==== DATA SHOWN

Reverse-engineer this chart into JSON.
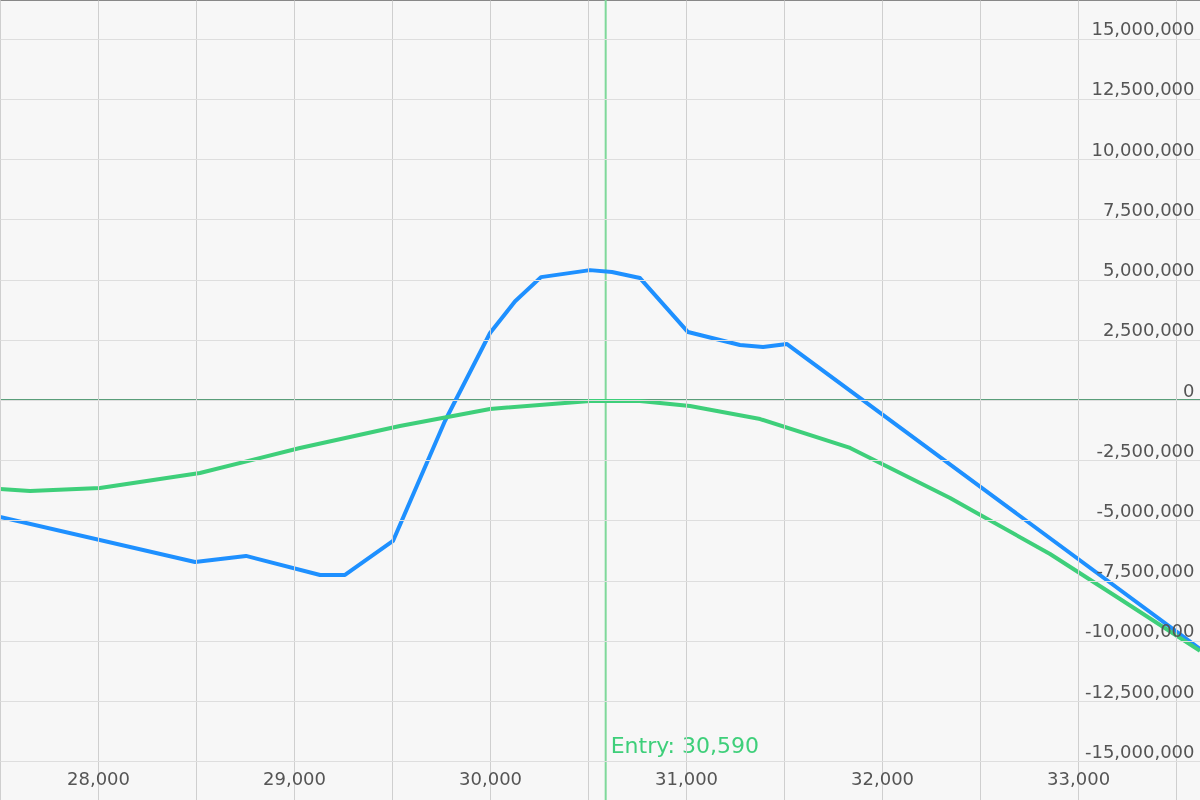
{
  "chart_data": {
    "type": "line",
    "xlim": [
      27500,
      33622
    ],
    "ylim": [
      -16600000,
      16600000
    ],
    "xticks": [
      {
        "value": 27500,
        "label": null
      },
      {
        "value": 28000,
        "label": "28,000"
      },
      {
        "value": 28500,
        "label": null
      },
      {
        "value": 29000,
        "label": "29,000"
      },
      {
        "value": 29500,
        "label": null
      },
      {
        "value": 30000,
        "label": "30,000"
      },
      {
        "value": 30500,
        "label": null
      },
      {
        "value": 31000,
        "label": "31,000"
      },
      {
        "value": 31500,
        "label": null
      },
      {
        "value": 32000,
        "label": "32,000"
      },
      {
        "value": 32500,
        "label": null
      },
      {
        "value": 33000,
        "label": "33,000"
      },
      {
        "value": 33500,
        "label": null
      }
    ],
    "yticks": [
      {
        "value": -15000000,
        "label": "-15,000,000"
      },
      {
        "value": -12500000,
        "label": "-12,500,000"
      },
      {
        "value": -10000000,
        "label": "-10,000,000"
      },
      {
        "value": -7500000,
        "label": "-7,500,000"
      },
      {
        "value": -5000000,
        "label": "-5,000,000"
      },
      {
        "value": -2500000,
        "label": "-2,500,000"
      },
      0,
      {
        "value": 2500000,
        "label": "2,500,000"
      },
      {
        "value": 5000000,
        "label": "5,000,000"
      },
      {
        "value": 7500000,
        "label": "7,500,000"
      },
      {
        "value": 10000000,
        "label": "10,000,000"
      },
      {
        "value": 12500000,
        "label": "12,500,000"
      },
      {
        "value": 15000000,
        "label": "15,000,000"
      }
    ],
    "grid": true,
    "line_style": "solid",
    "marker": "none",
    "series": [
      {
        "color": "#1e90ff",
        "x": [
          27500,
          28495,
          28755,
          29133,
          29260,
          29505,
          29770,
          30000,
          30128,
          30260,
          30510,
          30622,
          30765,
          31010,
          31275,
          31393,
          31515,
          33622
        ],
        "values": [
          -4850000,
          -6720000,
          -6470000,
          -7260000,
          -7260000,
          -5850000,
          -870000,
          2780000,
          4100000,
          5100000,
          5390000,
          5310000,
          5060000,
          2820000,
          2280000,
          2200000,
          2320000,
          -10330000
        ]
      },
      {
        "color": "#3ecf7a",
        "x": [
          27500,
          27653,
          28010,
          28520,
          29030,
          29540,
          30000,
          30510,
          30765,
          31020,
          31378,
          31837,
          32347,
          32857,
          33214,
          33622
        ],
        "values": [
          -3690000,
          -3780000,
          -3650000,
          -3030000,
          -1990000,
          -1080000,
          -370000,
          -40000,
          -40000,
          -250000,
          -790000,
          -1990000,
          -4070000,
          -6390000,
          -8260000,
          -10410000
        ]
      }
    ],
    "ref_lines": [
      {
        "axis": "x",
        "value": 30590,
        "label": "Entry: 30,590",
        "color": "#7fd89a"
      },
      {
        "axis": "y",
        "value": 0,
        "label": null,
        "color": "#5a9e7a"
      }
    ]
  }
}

========

*WORK TO BE COMPLETED:* Work out how many lines of the listing above include the word "color". Reply with nothing but the count.

*SOLUTION:* 4